WHAT TO WORK ON: Below are the records; copy each line in them that holds the word "text".

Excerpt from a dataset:
====================

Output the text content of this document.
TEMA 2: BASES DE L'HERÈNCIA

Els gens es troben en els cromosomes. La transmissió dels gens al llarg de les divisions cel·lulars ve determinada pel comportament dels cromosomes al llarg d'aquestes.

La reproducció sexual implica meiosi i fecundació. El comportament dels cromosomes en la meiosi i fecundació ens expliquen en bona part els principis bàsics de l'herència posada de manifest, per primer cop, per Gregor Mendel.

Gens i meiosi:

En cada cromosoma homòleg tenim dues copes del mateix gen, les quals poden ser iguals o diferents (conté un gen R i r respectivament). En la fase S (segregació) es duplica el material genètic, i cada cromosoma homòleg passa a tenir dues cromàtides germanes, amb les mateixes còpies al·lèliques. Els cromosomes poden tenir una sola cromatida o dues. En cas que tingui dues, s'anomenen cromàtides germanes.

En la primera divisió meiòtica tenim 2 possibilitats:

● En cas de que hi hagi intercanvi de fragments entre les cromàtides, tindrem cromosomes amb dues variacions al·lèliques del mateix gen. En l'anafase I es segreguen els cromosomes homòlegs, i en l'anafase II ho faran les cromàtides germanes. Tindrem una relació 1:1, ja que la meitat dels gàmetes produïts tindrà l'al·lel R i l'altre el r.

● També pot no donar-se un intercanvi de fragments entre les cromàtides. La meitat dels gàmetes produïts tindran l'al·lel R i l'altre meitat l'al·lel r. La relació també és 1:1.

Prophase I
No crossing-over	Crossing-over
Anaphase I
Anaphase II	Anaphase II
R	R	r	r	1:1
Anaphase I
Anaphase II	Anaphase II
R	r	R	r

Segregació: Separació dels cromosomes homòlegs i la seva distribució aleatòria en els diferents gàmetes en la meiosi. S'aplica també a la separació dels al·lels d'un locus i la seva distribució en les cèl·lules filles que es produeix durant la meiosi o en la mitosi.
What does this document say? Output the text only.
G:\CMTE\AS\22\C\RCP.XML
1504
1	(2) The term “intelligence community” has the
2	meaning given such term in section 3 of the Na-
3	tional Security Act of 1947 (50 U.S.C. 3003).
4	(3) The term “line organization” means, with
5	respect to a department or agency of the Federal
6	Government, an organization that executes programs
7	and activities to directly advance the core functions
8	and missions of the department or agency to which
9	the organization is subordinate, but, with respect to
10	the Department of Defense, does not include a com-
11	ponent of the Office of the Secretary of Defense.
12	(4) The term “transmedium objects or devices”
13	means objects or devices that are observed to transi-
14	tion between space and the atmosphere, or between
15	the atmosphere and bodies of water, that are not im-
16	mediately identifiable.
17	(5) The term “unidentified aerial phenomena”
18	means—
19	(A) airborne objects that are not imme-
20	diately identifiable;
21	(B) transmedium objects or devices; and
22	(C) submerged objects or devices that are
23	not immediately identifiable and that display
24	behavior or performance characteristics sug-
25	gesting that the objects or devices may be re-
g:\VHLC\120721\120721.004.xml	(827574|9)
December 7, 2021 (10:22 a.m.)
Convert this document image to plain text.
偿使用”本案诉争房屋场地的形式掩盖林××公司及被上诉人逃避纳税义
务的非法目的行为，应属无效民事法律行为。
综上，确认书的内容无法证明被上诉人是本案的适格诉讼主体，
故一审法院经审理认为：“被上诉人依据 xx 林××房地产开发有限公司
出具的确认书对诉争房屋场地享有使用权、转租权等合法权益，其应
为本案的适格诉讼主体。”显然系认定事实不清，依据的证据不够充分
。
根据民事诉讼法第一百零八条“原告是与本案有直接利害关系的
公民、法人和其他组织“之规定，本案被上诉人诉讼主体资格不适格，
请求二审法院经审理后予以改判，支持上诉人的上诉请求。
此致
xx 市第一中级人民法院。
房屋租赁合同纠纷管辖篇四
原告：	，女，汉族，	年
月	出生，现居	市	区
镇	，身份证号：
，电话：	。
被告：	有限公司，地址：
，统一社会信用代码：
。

====================

ANSWER FOR THE TASK:
Output the text content of this document.
What does this document say? Output the text only.
Convert this document image to plain text.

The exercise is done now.